Task brief → Your task is to write out the complete listing exactly as it is shown.

Supplied material →
◆ ◆ ◆ ◆ ◆

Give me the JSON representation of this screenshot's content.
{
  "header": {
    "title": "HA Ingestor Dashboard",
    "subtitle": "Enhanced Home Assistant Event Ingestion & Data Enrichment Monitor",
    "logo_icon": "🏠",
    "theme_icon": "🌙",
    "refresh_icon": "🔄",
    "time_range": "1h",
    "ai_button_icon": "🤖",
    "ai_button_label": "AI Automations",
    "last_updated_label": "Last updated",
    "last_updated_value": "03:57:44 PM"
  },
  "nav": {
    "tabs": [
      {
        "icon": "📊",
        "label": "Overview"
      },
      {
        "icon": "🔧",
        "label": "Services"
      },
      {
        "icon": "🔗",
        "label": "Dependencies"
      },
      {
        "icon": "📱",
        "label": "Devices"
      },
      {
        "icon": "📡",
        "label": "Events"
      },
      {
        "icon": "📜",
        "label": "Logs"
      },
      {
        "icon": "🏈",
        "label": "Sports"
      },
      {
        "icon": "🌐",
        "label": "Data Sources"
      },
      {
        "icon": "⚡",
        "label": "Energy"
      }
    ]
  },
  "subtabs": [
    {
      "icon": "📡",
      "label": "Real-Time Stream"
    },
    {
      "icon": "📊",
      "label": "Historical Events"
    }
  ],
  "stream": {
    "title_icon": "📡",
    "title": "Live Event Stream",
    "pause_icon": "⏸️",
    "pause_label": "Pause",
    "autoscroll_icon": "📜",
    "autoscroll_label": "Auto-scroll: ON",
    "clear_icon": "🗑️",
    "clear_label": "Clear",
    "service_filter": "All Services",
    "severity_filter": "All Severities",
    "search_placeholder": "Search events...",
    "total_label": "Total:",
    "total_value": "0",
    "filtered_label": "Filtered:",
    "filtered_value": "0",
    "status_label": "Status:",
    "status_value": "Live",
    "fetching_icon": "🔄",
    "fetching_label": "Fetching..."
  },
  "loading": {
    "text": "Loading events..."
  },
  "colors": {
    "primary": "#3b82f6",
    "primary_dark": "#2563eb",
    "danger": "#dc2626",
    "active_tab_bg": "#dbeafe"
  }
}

◆ ◆ ◆ ◆ ◆

Task result →
Give me the JSON representation of this screenshot's content.
{
  "header": {
    "title": "HA Ingestor Dashboard",
    "subtitle": "Enhanced Home Assistant Event Ingestion & Data Enrichment Monitor",
    "logo_icon": "🏠",
    "theme_icon": "🌙",
    "refresh_icon": "🔄",
    "time_range": "1h",
    "ai_button_icon": "🤖",
    "ai_button_label": "AI Automations",
    "last_updated_label": "Last updated",
    "last_updated_value": "03:57:44 PM"
  },
  "nav": {
    "tabs": [
      {
        "icon": "📊",
        "label": "Overview"
      },
      {
        "icon": "🔧",
        "label": "Services"
      },
      {
        "icon": "🔗",
        "label": "Dependencies"
      },
      {
        "icon": "📱",
        "label": "Devices"
      },
      {
        "icon": "📡",
        "label": "Events"
      },
      {
        "icon": "📜",
        "label": "Logs"
      },
      {
        "icon": "🏈",
        "label": "Sports"
      },
      {
        "icon": "🌐",
        "label": "Data Sources"
      },
      {
        "icon": "⚡",
        "label": "Energy"
      }
    ]
  },
  "subtabs": [
    {
      "icon": "📡",
      "label": "Real-Time Stream"
    },
    {
      "icon": "📊",
      "label": "Historical Events"
    }
  ],
  "stream": {
    "title_icon": "📡",
    "title": "Live Event Stream",
    "pause_icon": "⏸️",
    "pause_label": "Pause",
    "autoscroll_icon": "📜",
    "autoscroll_label": "Auto-scroll: ON",
    "clear_icon": "🗑️",
    "clear_label": "Clear",
    "service_filter": "All Services",
    "severity_filter": "All Severities",
    "search_placeholder": "Search events...",
    "total_label": "Total:",
    "total_value": "0",
    "filtered_label": "Filtered:",
    "filtered_value": "0",
    "status_label": "Status:",
    "status_value": "Live",
    "fetching_icon": "🔄",
    "fetching_label": "Fetching..."
  },
  "loading": {
    "text": "Loading events..."
  },
  "colors": {
    "primary": "#3b82f6",
    "primary_dark": "#2563eb",
    "danger": "#dc2626",
    "active_tab_bg": "#dbeafe"
  }
}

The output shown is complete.